• _Instructions to follow_:
Go through the data below and copy it exactly, skipping every picture.

• _Provided data_:

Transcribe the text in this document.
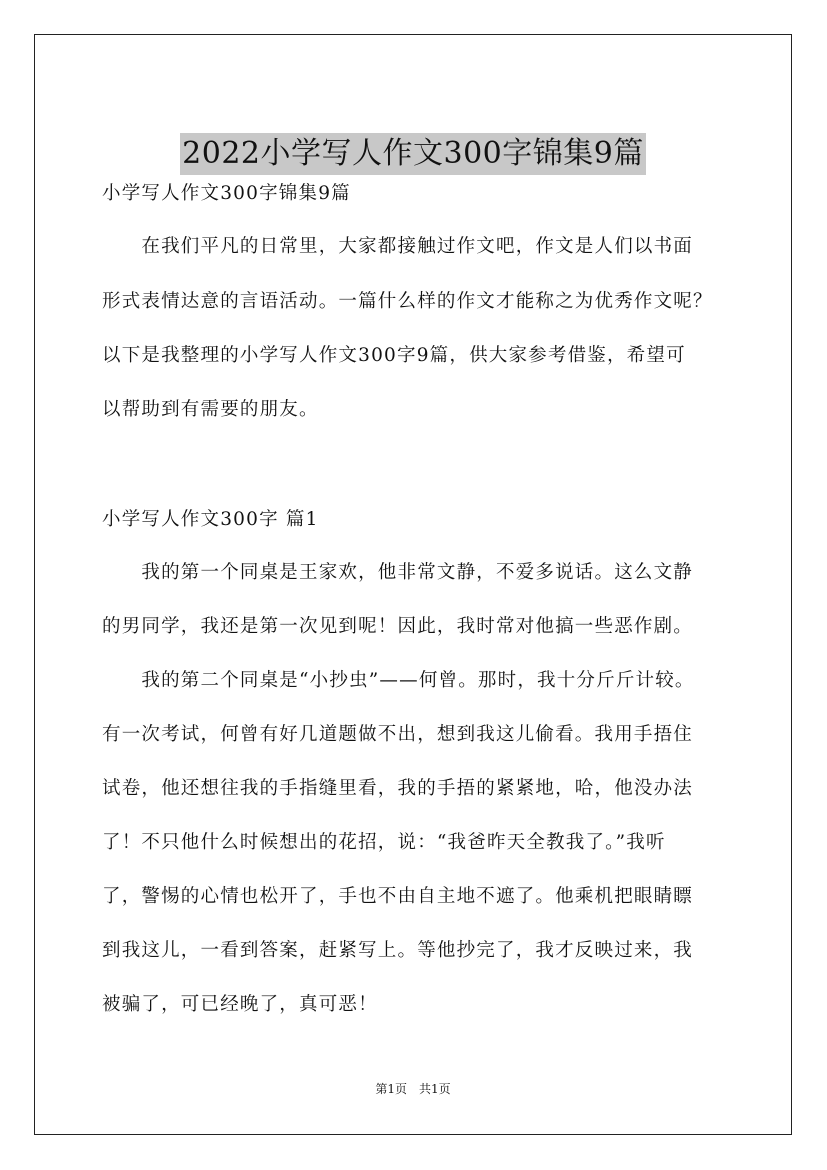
2022小学写人作文300字锦集9篇
小学写人作文300字锦集9篇
　　在我们平凡的日常里，大家都接触过作文吧，作文是人们以书面
形式表情达意的言语活动。一篇什么样的作文才能称之为优秀作文呢？
以下是我整理的小学写人作文300字9篇，供大家参考借鉴，希望可
以帮助到有需要的朋友。
小学写人作文300字 篇1
　　我的第一个同桌是王家欢，他非常文静，不爱多说话。这么文静
的男同学，我还是第一次见到呢！因此，我时常对他搞一些恶作剧。
　　我的第二个同桌是“小抄虫”——何曾。那时，我十分斤斤计较。
有一次考试，何曾有好几道题做不出，想到我这儿偷看。我用手捂住
试卷，他还想往我的手指缝里看，我的手捂的紧紧地，哈，他没办法
了！不只他什么时候想出的花招，说：“我爸昨天全教我了。”我听
了，警惕的心情也松开了，手也不由自主地不遮了。他乘机把眼睛瞟
到我这儿，一看到答案，赶紧写上。等他抄完了，我才反映过来，我
被骗了，可已经晚了，真可恶！
第1页　共1页
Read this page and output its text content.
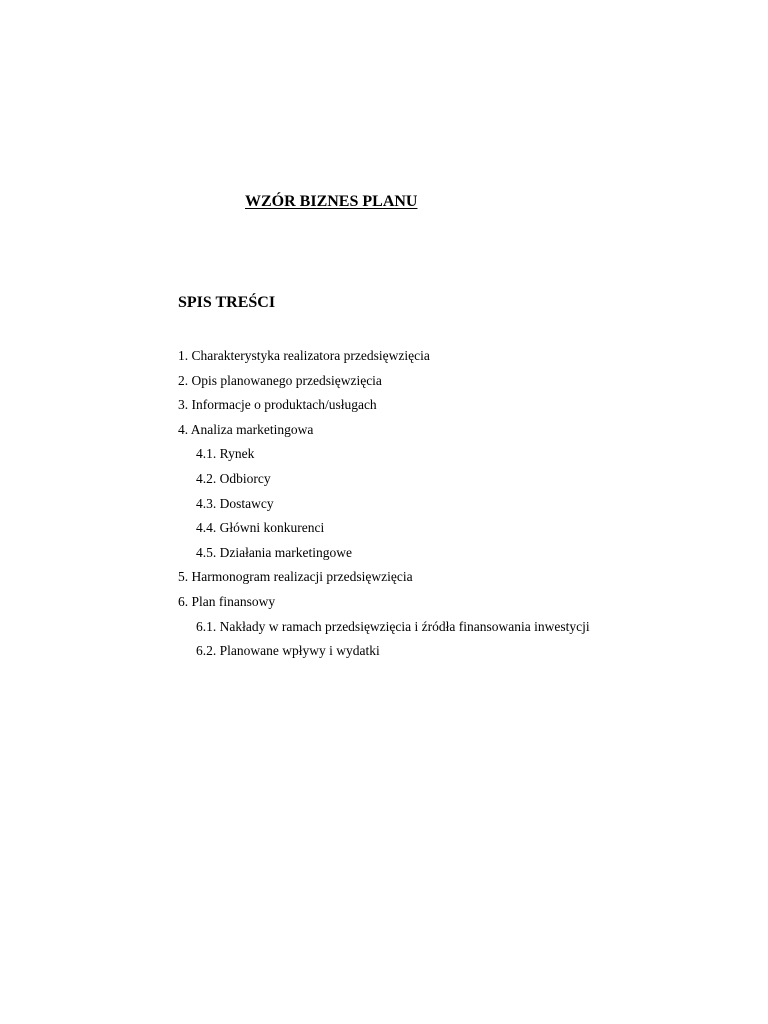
WZÓR BIZNES PLANU
SPIS TREŚCI
1. Charakterystyka realizatora przedsięwzięcia
2. Opis planowanego przedsięwzięcia
3. Informacje o produktach/usługach
4. Analiza marketingowa
4.1. Rynek
4.2. Odbiorcy
4.3. Dostawcy
4.4. Główni konkurenci
4.5. Działania marketingowe
5. Harmonogram realizacji przedsięwzięcia
6. Plan finansowy
6.1. Nakłady w ramach przedsięwzięcia i źródła finansowania inwestycji
6.2. Planowane wpływy i wydatki
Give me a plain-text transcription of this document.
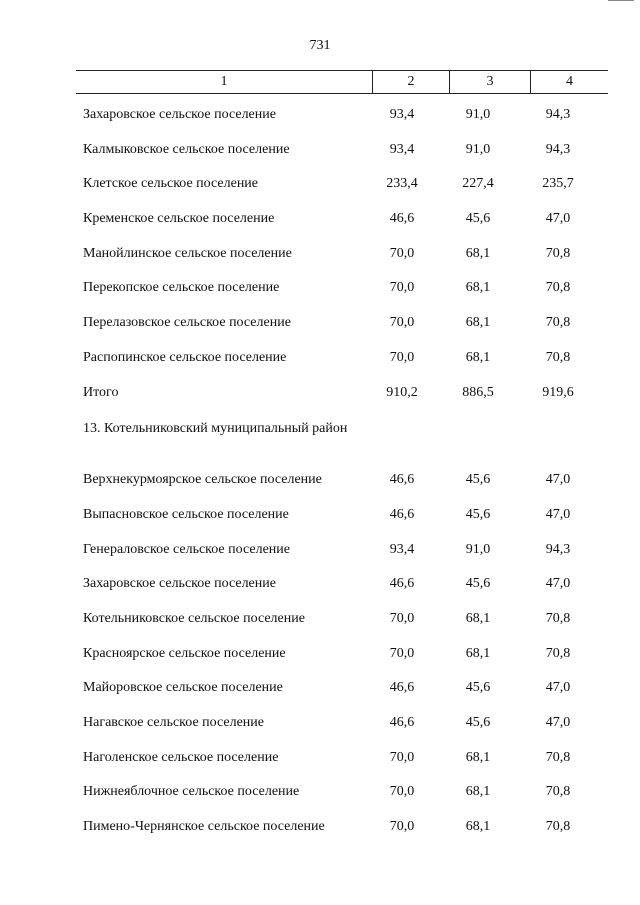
731
1	2	3	4
Захаровское сельское поселение	93,4	91,0	94,3
Калмыковское сельское поселение	93,4	91,0	94,3
Клетское сельское поселение	233,4	227,4	235,7
Кременское сельское поселение	46,6	45,6	47,0
Манойлинское сельское поселение	70,0	68,1	70,8
Перекопское сельское поселение	70,0	68,1	70,8
Перелазовское сельское поселение	70,0	68,1	70,8
Распопинское сельское поселение	70,0	68,1	70,8
Итого	910,2	886,5	919,6
13. Котельниковский муниципальный район
Верхнекурмоярское сельское поселение	46,6	45,6	47,0
Выпасновское сельское поселение	46,6	45,6	47,0
Генераловское сельское поселение	93,4	91,0	94,3
Захаровское сельское поселение	46,6	45,6	47,0
Котельниковское сельское поселение	70,0	68,1	70,8
Красноярское сельское поселение	70,0	68,1	70,8
Майоровское сельское поселение	46,6	45,6	47,0
Нагавское сельское поселение	46,6	45,6	47,0
Наголенское сельское поселение	70,0	68,1	70,8
Нижнеяблочное сельское поселение	70,0	68,1	70,8
Пимено-Чернянское сельское поселение	70,0	68,1	70,8
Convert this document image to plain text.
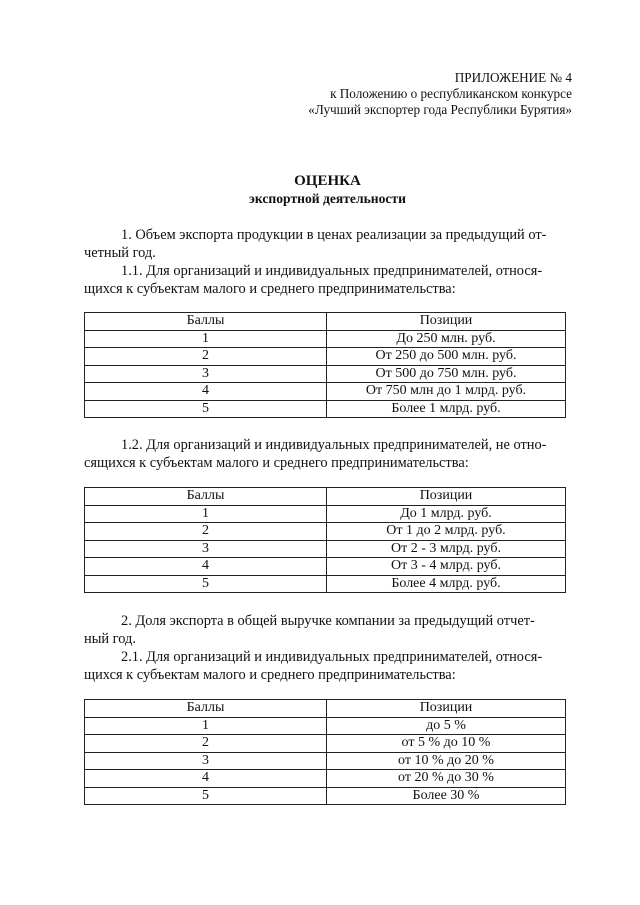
ПРИЛОЖЕНИЕ № 4
к Положению о республиканском конкурсе
«Лучший экспортер года Республики Бурятия»
ОЦЕНКА
экспортной деятельности
1. Объем экспорта продукции в ценах реализации за предыдущий от-
четный год.
1.1. Для организаций и индивидуальных предпринимателей, относя-
щихся к субъектам малого и среднего предпринимательства:
Баллы	Позиции
1	До 250 млн. руб.
2	От 250 до 500 млн. руб.
3	От 500 до 750 млн. руб.
4	От 750 млн до 1 млрд. руб.
5	Более 1 млрд. руб.
1.2. Для организаций и индивидуальных предпринимателей, не отно-
сящихся к субъектам малого и среднего предпринимательства:
Баллы	Позиции
1	До 1 млрд. руб.
2	От 1 до 2 млрд. руб.
3	От 2 - 3 млрд. руб.
4	От 3 - 4 млрд. руб.
5	Более 4 млрд. руб.
2. Доля экспорта в общей выручке компании за предыдущий отчет-
ный год.
2.1. Для организаций и индивидуальных предпринимателей, относя-
щихся к субъектам малого и среднего предпринимательства:
Баллы	Позиции
1	до 5 %
2	от 5 % до 10 %
3	от 10 % до 20 %
4	от 20 % до 30 %
5	Более 30 %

• _Output of the exercise_:
Transcribe the text in this document.
2022小学写人作文300字锦集9篇
小学写人作文300字锦集9篇
　　在我们平凡的日常里，大家都接触过作文吧，作文是人们以书面
形式表情达意的言语活动。一篇什么样的作文才能称之为优秀作文呢？
以下是我整理的小学写人作文300字9篇，供大家参考借鉴，希望可
以帮助到有需要的朋友。
小学写人作文300字 篇1
　　我的第一个同桌是王家欢，他非常文静，不爱多说话。这么文静
的男同学，我还是第一次见到呢！因此，我时常对他搞一些恶作剧。
　　我的第二个同桌是“小抄虫”——何曾。那时，我十分斤斤计较。
有一次考试，何曾有好几道题做不出，想到我这儿偷看。我用手捂住
试卷，他还想往我的手指缝里看，我的手捂的紧紧地，哈，他没办法
了！不只他什么时候想出的花招，说：“我爸昨天全教我了。”我听
了，警惕的心情也松开了，手也不由自主地不遮了。他乘机把眼睛瞟
到我这儿，一看到答案，赶紧写上。等他抄完了，我才反映过来，我
被骗了，可已经晚了，真可恶！
第1页　共1页
Read this page and output its text content.
WZÓR BIZNES PLANU
SPIS TREŚCI
1. Charakterystyka realizatora przedsięwzięcia
2. Opis planowanego przedsięwzięcia
3. Informacje o produktach/usługach
4. Analiza marketingowa
4.1. Rynek
4.2. Odbiorcy
4.3. Dostawcy
4.4. Główni konkurenci
4.5. Działania marketingowe
5. Harmonogram realizacji przedsięwzięcia
6. Plan finansowy
6.1. Nakłady w ramach przedsięwzięcia i źródła finansowania inwestycji
6.2. Planowane wpływy i wydatki
Give me a plain-text transcription of this document.
731
1	2	3	4
Захаровское сельское поселение	93,4	91,0	94,3
Калмыковское сельское поселение	93,4	91,0	94,3
Клетское сельское поселение	233,4	227,4	235,7
Кременское сельское поселение	46,6	45,6	47,0
Манойлинское сельское поселение	70,0	68,1	70,8
Перекопское сельское поселение	70,0	68,1	70,8
Перелазовское сельское поселение	70,0	68,1	70,8
Распопинское сельское поселение	70,0	68,1	70,8
Итого	910,2	886,5	919,6
13. Котельниковский муниципальный район
Верхнекурмоярское сельское поселение	46,6	45,6	47,0
Выпасновское сельское поселение	46,6	45,6	47,0
Генераловское сельское поселение	93,4	91,0	94,3
Захаровское сельское поселение	46,6	45,6	47,0
Котельниковское сельское поселение	70,0	68,1	70,8
Красноярское сельское поселение	70,0	68,1	70,8
Майоровское сельское поселение	46,6	45,6	47,0
Нагавское сельское поселение	46,6	45,6	47,0
Наголенское сельское поселение	70,0	68,1	70,8
Нижнеяблочное сельское поселение	70,0	68,1	70,8
Пимено-Чернянское сельское поселение	70,0	68,1	70,8
Convert this document image to plain text.
ПРИЛОЖЕНИЕ № 4
к Положению о республиканском конкурсе
«Лучший экспортер года Республики Бурятия»
ОЦЕНКА
экспортной деятельности
1. Объем экспорта продукции в ценах реализации за предыдущий от-
четный год.
1.1. Для организаций и индивидуальных предпринимателей, относя-
щихся к субъектам малого и среднего предпринимательства:
Баллы	Позиции
1	До 250 млн. руб.
2	От 250 до 500 млн. руб.
3	От 500 до 750 млн. руб.
4	От 750 млн до 1 млрд. руб.
5	Более 1 млрд. руб.
1.2. Для организаций и индивидуальных предпринимателей, не отно-
сящихся к субъектам малого и среднего предпринимательства:
Баллы	Позиции
1	До 1 млрд. руб.
2	От 1 до 2 млрд. руб.
3	От 2 - 3 млрд. руб.
4	От 3 - 4 млрд. руб.
5	Более 4 млрд. руб.
2. Доля экспорта в общей выручке компании за предыдущий отчет-
ный год.
2.1. Для организаций и индивидуальных предпринимателей, относя-
щихся к субъектам малого и среднего предпринимательства:
Баллы	Позиции
1	до 5 %
2	от 5 % до 10 %
3	от 10 % до 20 %
4	от 20 % до 30 %
5	Более 30 %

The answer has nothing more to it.